>>>

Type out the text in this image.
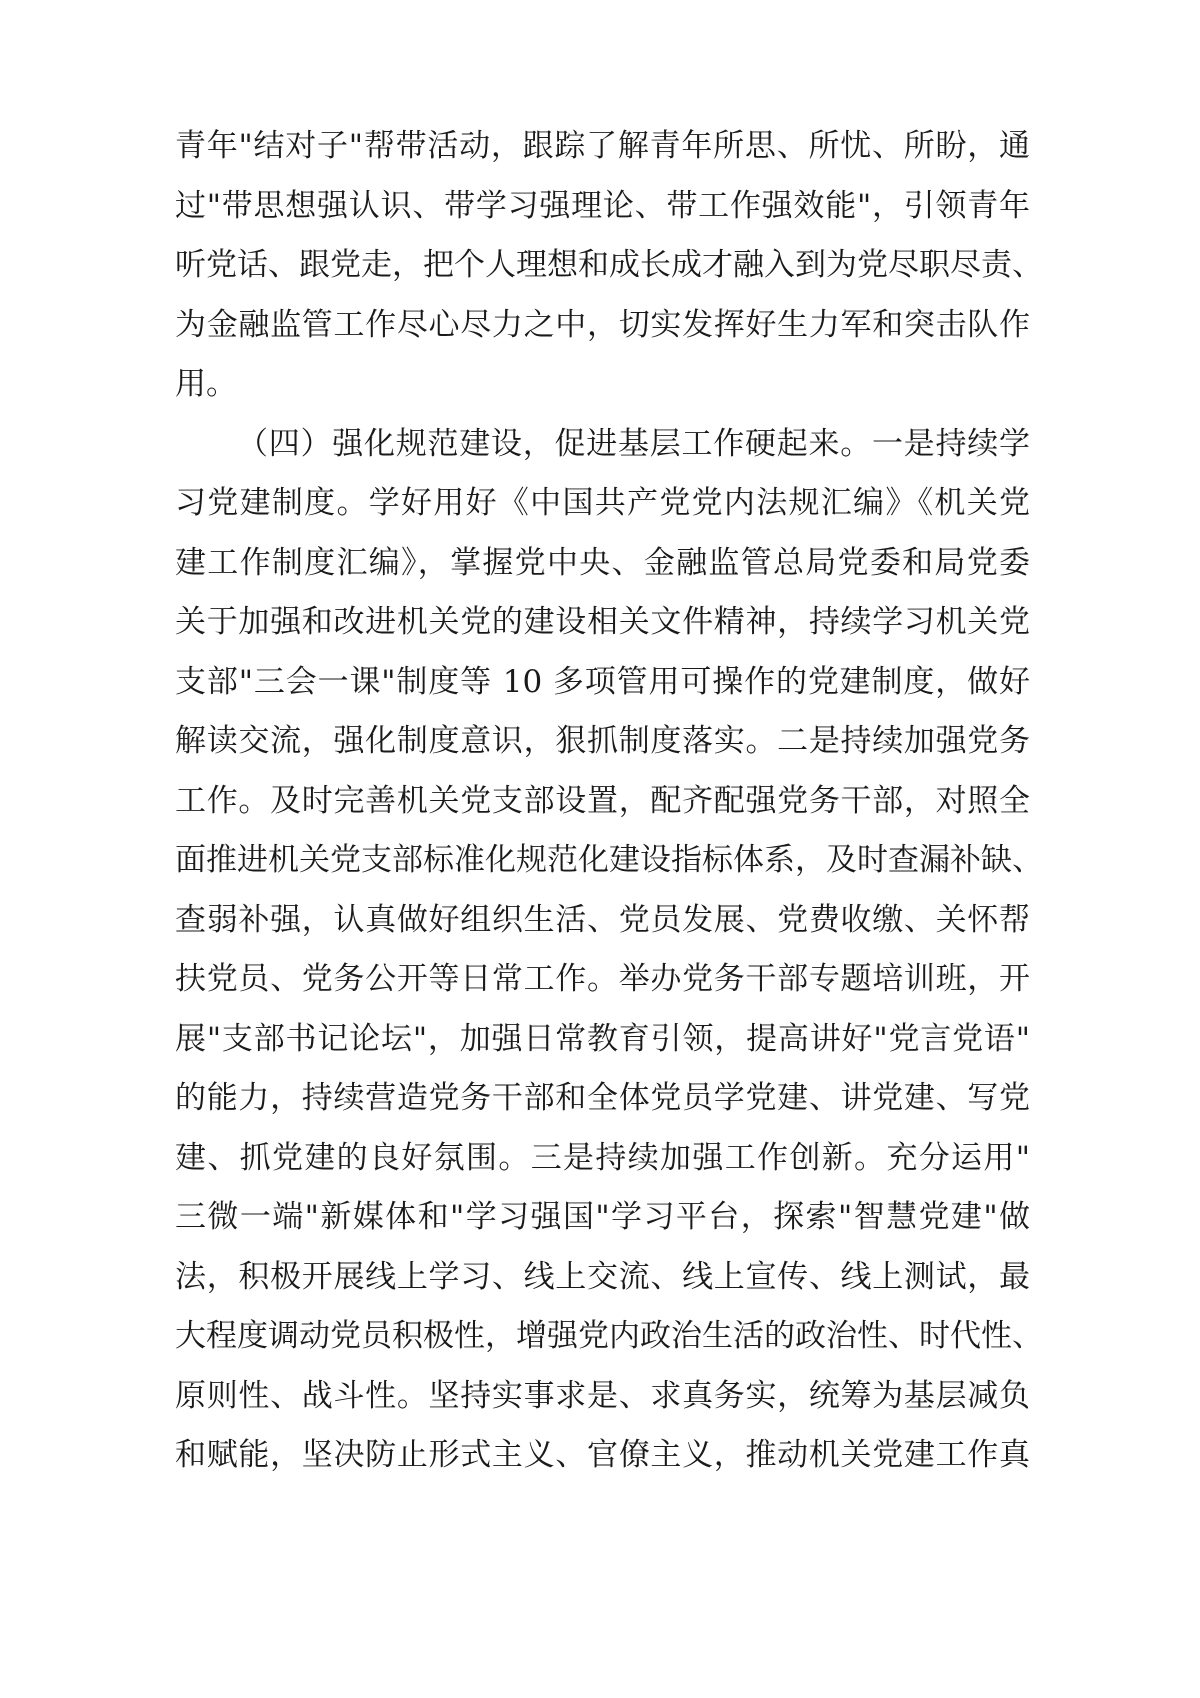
青年"结对子"帮带活动，跟踪了解青年所思、所忧、所盼，通
过"带思想强认识、带学习强理论、带工作强效能"，引领青年
听党话、跟党走，把个人理想和成长成才融入到为党尽职尽责、
为金融监管工作尽心尽力之中，切实发挥好生力军和突击队作
用。
（四）强化规范建设，促进基层工作硬起来。一是持续学
习党建制度。学好用好《中国共产党党内法规汇编》《机关党
建工作制度汇编》，掌握党中央、金融监管总局党委和局党委
关于加强和改进机关党的建设相关文件精神，持续学习机关党
支部"三会一课"制度等 10 多项管用可操作的党建制度，做好
解读交流，强化制度意识，狠抓制度落实。二是持续加强党务
工作。及时完善机关党支部设置，配齐配强党务干部，对照全
面推进机关党支部标准化规范化建设指标体系，及时查漏补缺、
查弱补强，认真做好组织生活、党员发展、党费收缴、关怀帮
扶党员、党务公开等日常工作。举办党务干部专题培训班，开
展"支部书记论坛"，加强日常教育引领，提高讲好"党言党语"
的能力，持续营造党务干部和全体党员学党建、讲党建、写党
建、抓党建的良好氛围。三是持续加强工作创新。充分运用"
三微一端"新媒体和"学习强国"学习平台，探索"智慧党建"做
法，积极开展线上学习、线上交流、线上宣传、线上测试，最
大程度调动党员积极性，增强党内政治生活的政治性、时代性、
原则性、战斗性。坚持实事求是、求真务实，统筹为基层减负
和赋能，坚决防止形式主义、官僚主义，推动机关党建工作真
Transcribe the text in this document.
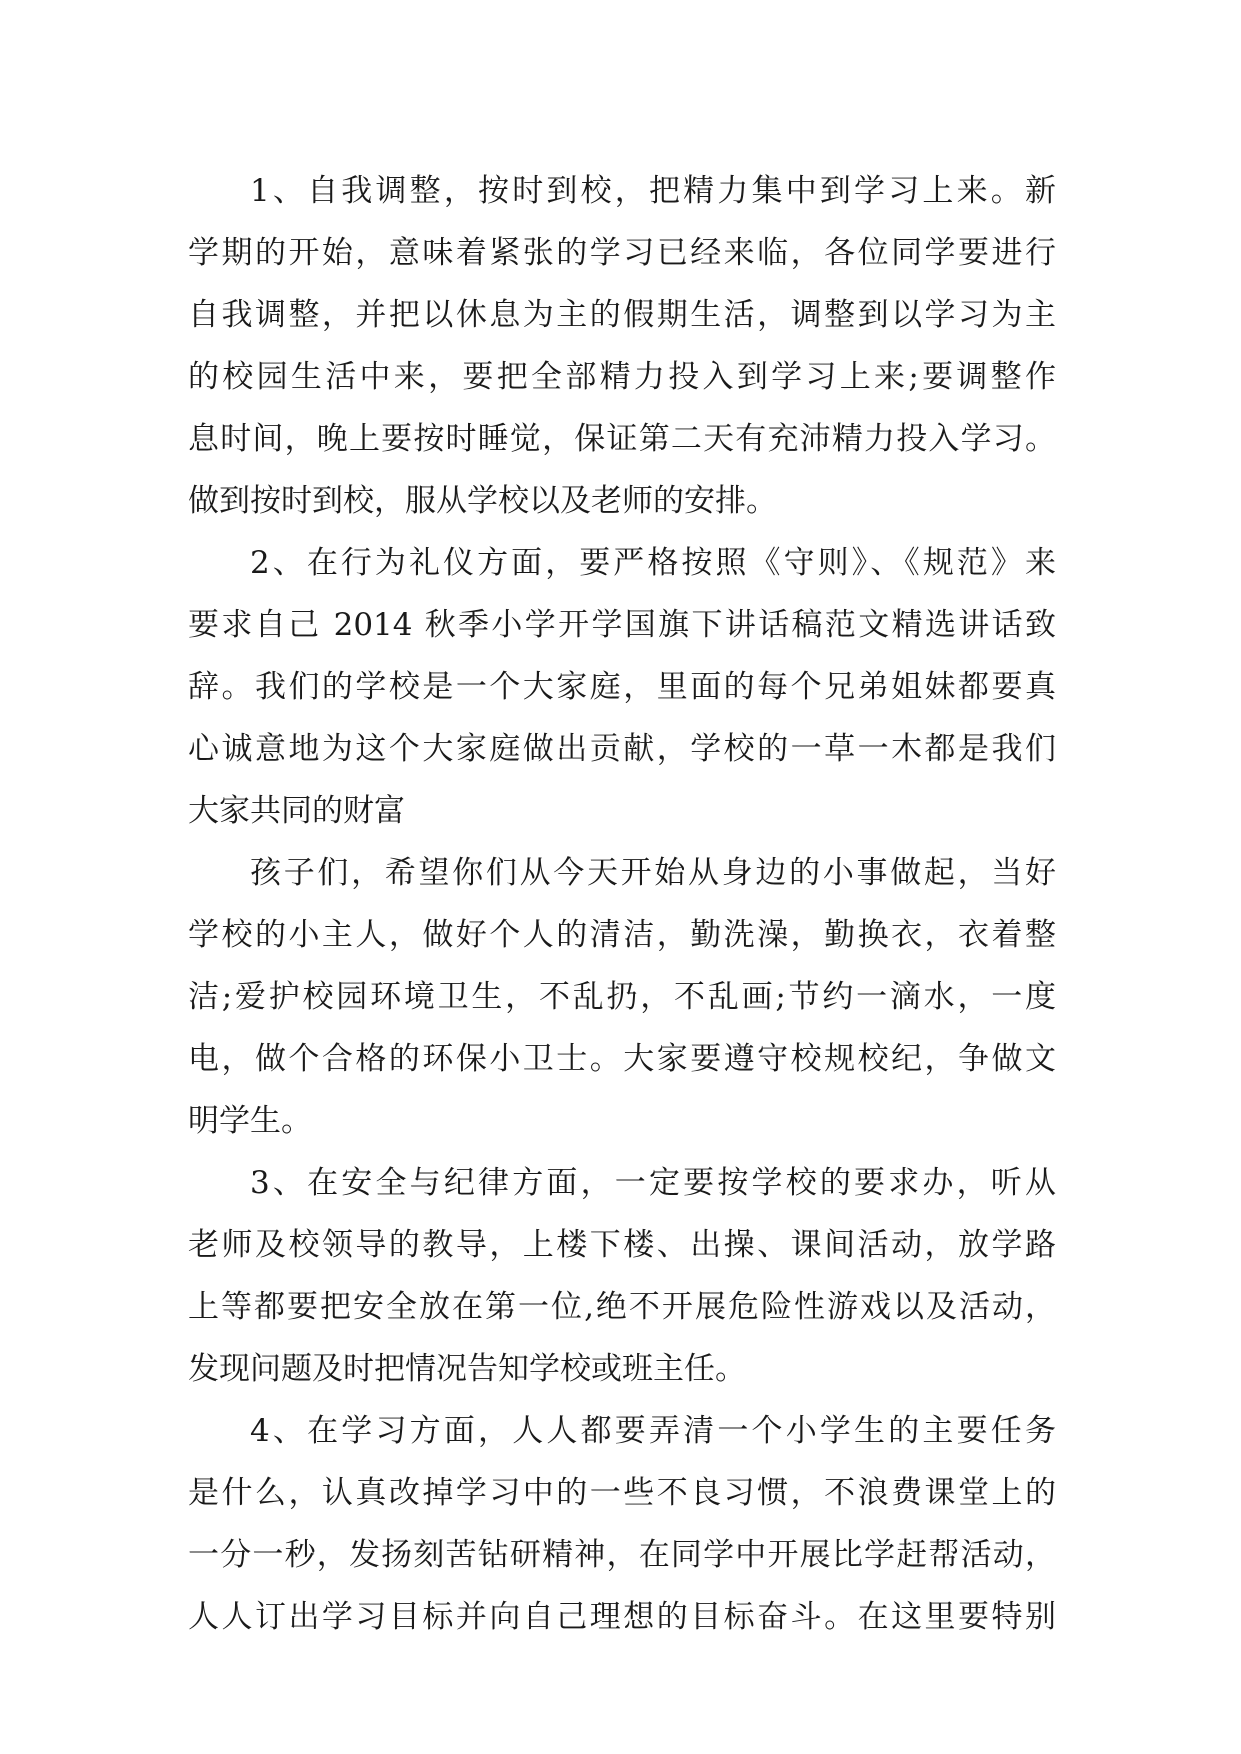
1、自我调整，按时到校，把精力集中到学习上来。新
学期的开始，意味着紧张的学习已经来临，各位同学要进行
自我调整，并把以休息为主的假期生活，调整到以学习为主
的校园生活中来，要把全部精力投入到学习上来;要调整作
息时间，晚上要按时睡觉，保证第二天有充沛精力投入学习。
做到按时到校，服从学校以及老师的安排。
2、在行为礼仪方面，要严格按照《守则》、《规范》来
要求自己 2014 秋季小学开学国旗下讲话稿范文精选讲话致
辞。我们的学校是一个大家庭，里面的每个兄弟姐妹都要真
心诚意地为这个大家庭做出贡献，学校的一草一木都是我们
大家共同的财富
孩子们，希望你们从今天开始从身边的小事做起，当好
学校的小主人，做好个人的清洁，勤洗澡，勤换衣，衣着整
洁;爱护校园环境卫生，不乱扔，不乱画;节约一滴水，一度
电，做个合格的环保小卫士。大家要遵守校规校纪，争做文
明学生。
3、在安全与纪律方面，一定要按学校的要求办，听从
老师及校领导的教导，上楼下楼、出操、课间活动，放学路
上等都要把安全放在第一位,绝不开展危险性游戏以及活动，
发现问题及时把情况告知学校或班主任。
4、在学习方面，人人都要弄清一个小学生的主要任务
是什么，认真改掉学习中的一些不良习惯，不浪费课堂上的
一分一秒，发扬刻苦钻研精神，在同学中开展比学赶帮活动，
人人订出学习目标并向自己理想的目标奋斗。在这里要特别
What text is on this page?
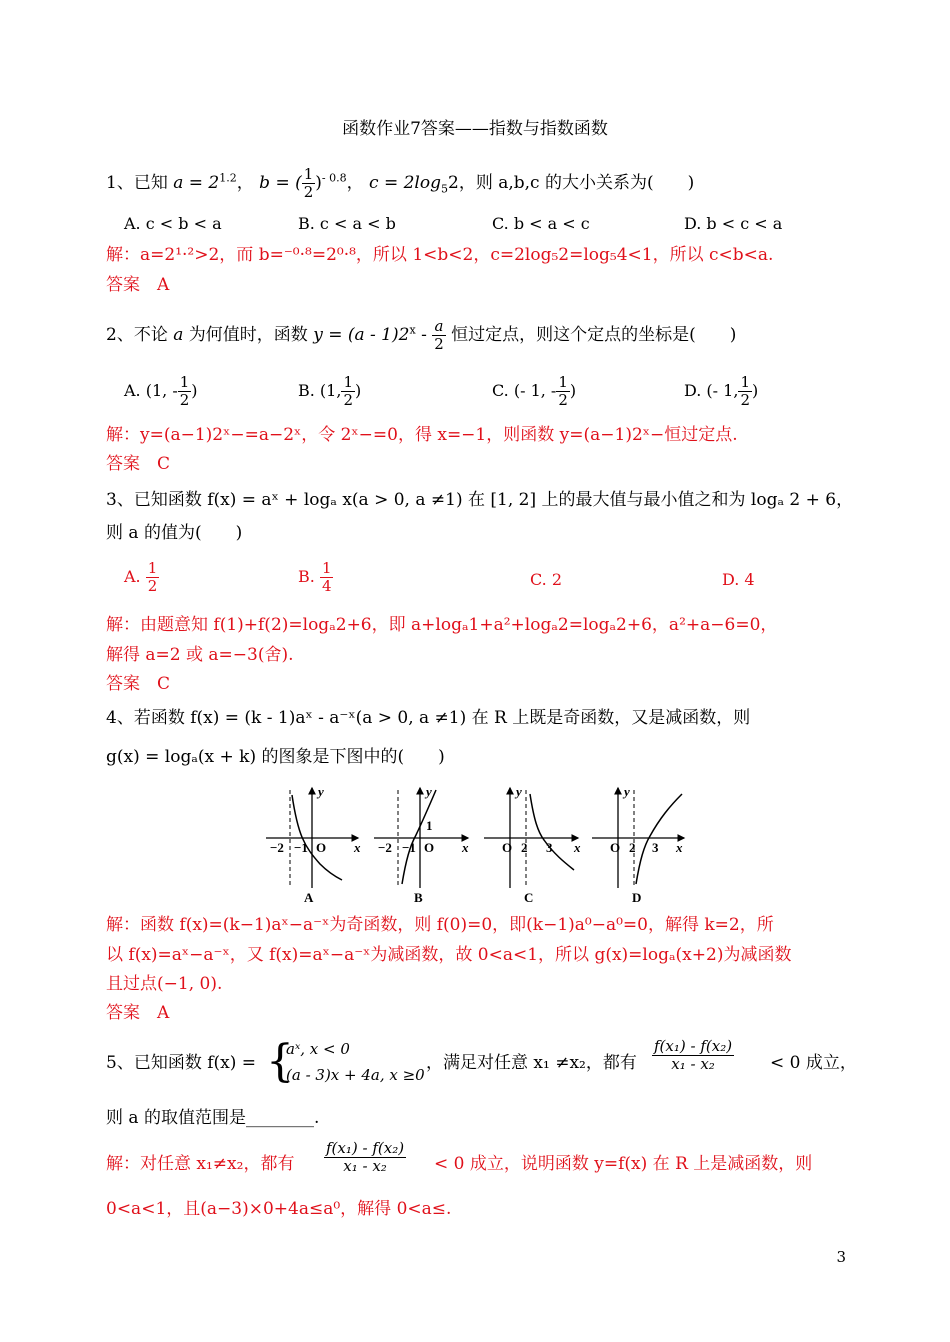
函数作业7答案——指数与指数函数
1、已知 $a = 2^{1.2}$， b = ( $\frac{1}{2} )^{- 0.8}$， $c = 2\log_52$，则 a,b,c 的大小关系为(　　)
A. c < b < a	B. c < a < b	C. b < a < c	D. b < c < a
解：a=2¹·²>2，而 b=⁻⁰·⁸=2⁰·⁸，所以 1<b<2，c=2log₅2=log₅4<1，所以 c<b<a.
答案　 A
2、不论 a 为何值时，函数 $y = (a - 1)2^x - \frac{a}{2}$ 恒过定点，则这个定点的坐标是(　　)
A. (1, - $\frac{1}{2}$ )	B. (1, $\frac{1}{2}$ )	C. (- 1, - $\frac{1}{2}$ )	D. (- 1, $\frac{1}{2}$ )
解：y=(a−1)2ˣ−=a−2ˣ，令 2ˣ−=0，得 x=−1，则函数 y=(a−1)2ˣ−恒过定点.
答案　 C
3、已知函数 f(x) = aˣ + logₐ x(a > 0, a ≠1) 在 [1, 2] 上的最大值与最小值之和为 logₐ 2 + 6，
则 a 的值为(　　)
A. $\frac{1}{2}$	B. $\frac{1}{4}$	C. 2	D. 4
解：由题意知 f(1)+f(2)=logₐ2+6，即 a+logₐ1+a²+logₐ2=logₐ2+6，a²+a−6=0，
解得 a=2 或 a=−3(舍).
答案　 C
4、若函数 f(x) = (k - 1)aˣ - a⁻ˣ(a > 0, a ≠1) 在 R 上既是奇函数，又是减函数，则
g(x) = logₐ(x + k) 的图象是下图中的(　　)
y
x
−2 −1 O
A
y
x
−2 −1 O
1
B
y
x
O 2 3
C
y
x
O 2 3
D
解：函数 f(x)=(k−1)aˣ−a⁻ˣ为奇函数，则 f(0)=0，即(k−1)a⁰−a⁰=0，解得 k=2，所
以 f(x)=aˣ−a⁻ˣ，又 f(x)=aˣ−a⁻ˣ为减函数，故 0<a<1，所以 g(x)=logₐ(x+2)为减函数
且过点(−1, 0).
答案　 A
5、已知函数 f(x) = {
aˣ, x < 0
(a - 3)x + 4a, x ≥0
，满足对任意 x₁ ≠x₂，都有 $\frac{\text{f(x₁) - f(x₂)}}{\text{x₁ - x₂}} < 0$ 成立，
则 a 的取值范围是________.
解：对任意 x₁≠x₂，都有 $\frac{\text{f(x₁) - f(x₂)}}{\text{x₁ - x₂}} < 0$ 成立，说明函数 y=f(x) 在 R 上是减函数，则
0<a<1，且(a−3)×0+4a≤a⁰，解得 0<a≤.
3
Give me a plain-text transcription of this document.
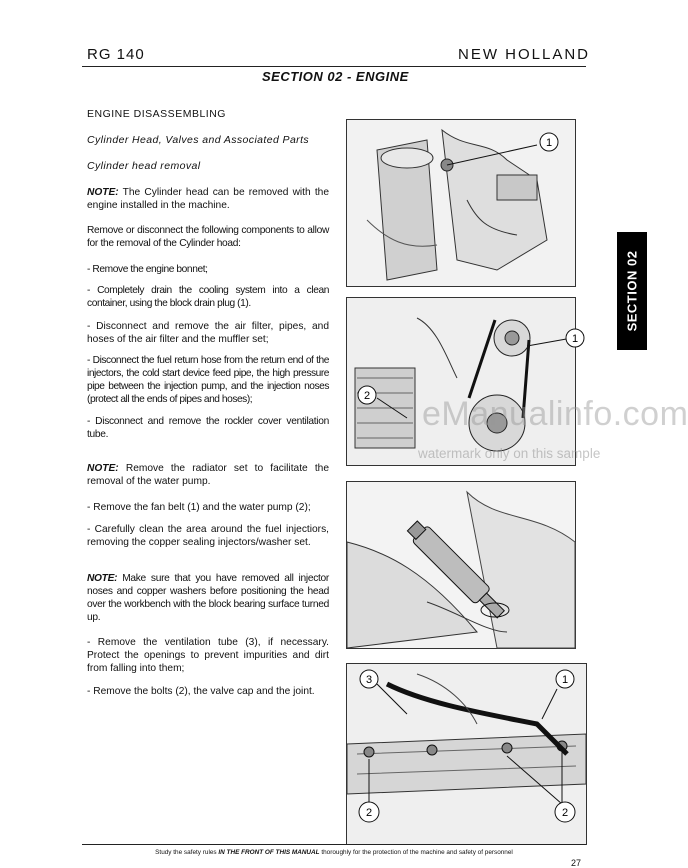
RG 140	NEW HOLLAND
SECTION 02 - ENGINE
SECTION 02
ENGINE DISASSEMBLING
Cylinder Head, Valves and Associated Parts
Cylinder head removal
NOTE: The Cylinder head can be removed with the engine installed in the machine.
Remove or disconnect the following components to allow for the removal of the Cylinder hoad:
- Remove the engine bonnet;
- Completely drain the cooling system into a clean container, using the block drain plug (1).
- Disconnect and remove the air filter, pipes, and hoses of the air filter and the muffler set;
- Disconnect the fuel return hose from the return end of the injectors, the cold start device feed pipe, the high pressure pipe between the injection pump, and the injection noses (protect all the ends of pipes and hoses);
- Disconnect and remove the rockler cover ventilation tube.
NOTE: Remove the radiator set to facilitate the removal of the water pump.
- Remove the fan belt (1) and the water pump (2);
- Carefully clean the area around the fuel injectiors, removing the copper sealing injectors/washer set.
NOTE: Make sure that you have removed all injector noses and copper washers before positioning the head over the workbench with the block bearing surface turned up.
- Remove the ventilation tube (3), if necessary. Protect the openings to prevent impurities and dirt from falling into them;
- Remove the bolts (2), the valve cap and the joint.
1
1
2
3	1
2	2
eManualinfo.com
watermark only on this sample
Study the safety rules IN THE FRONT OF THIS MANUAL thoroughly for the protection of the machine and safety of personnel
27
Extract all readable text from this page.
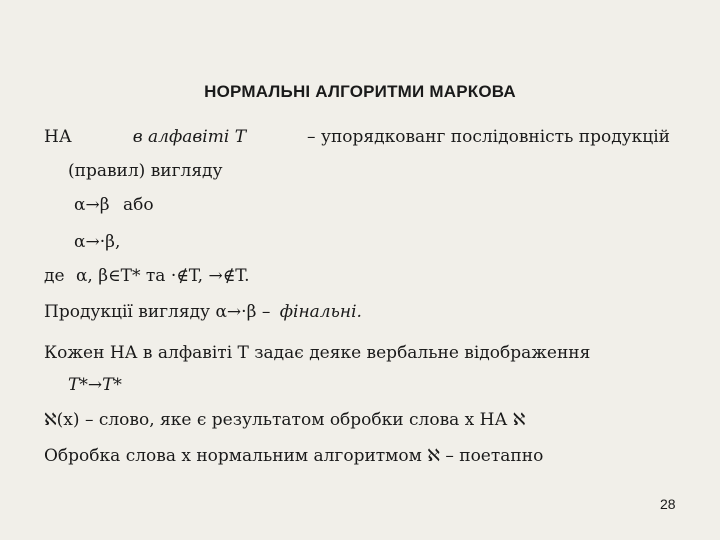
НОРМАЛЬНІ АЛГОРИТМИ МАРКОВА
НА	в алфавіті T	– упорядкованг послідовність продукцій
(правил) вигляду
α→β або
α→·β,
де α, β∈T* та ·∉T, →∉T.
Продукції вигляду α→·β – фінальні.
Кожен НА в алфавіті T задає деяке вербальне відображення
T*→T*
ℵ(x) – слово, яке є результатом обробки слова x НА ℵ
Обробка слова x нормальним алгоритмом ℵ – поетапно
28
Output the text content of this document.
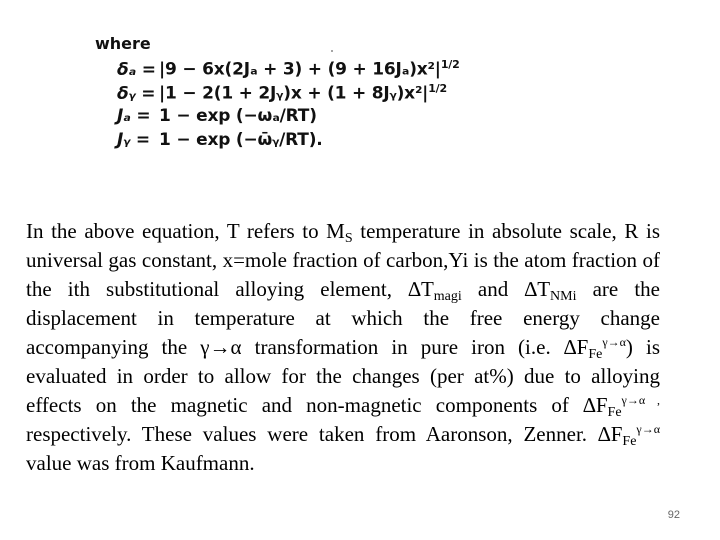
where
$\delta_a = |9 - 6x(2J_a + 3) + (9 + 16J_a)x^2|^{1/2}$
δᵧ = |1 − 2(1 + 2Jᵧ)x + $(1 + 8Jᵧ)x^2|^{1/2}$
Jₐ = 1 − exp (−ωₐ/RT)
Jᵧ = 1 − exp (−ω̄ᵧ/RT).

In the above equation, T refers to $M_S$ temperature in absolute scale, R is universal gas constant, x=mole fraction of carbon,Yi is the atom fraction of the ith substitutional alloying element, $\Delta T_{magi}$ and $\Delta T_{NMi}$ are the displacement in temperature at which the free energy change accompanying the γ→α transformation in pure iron (i.e. $\Delta F_{Fe}^{\gamma\to\alpha}$) is evaluated in order to allow for the changes (per at%) due to alloying effects on the magnetic and non-magnetic components of $\Delta F_{Fe}^{\gamma\to\alpha ,}$ respectively. These values were taken from Aaronson, Zenner. $\Delta F_{Fe}^{\gamma\to\alpha}$ value was from Kaufmann.

92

<<<

_Exercise brief_. Extract all lines from the data in which "removal" is found.

_Response to the task_.
Cylinder head removal
Remove or disconnect the following components to allow for the removal of the Cylinder hoad:
NOTE: Remove the radiator set to facilitate the removal of the water pump.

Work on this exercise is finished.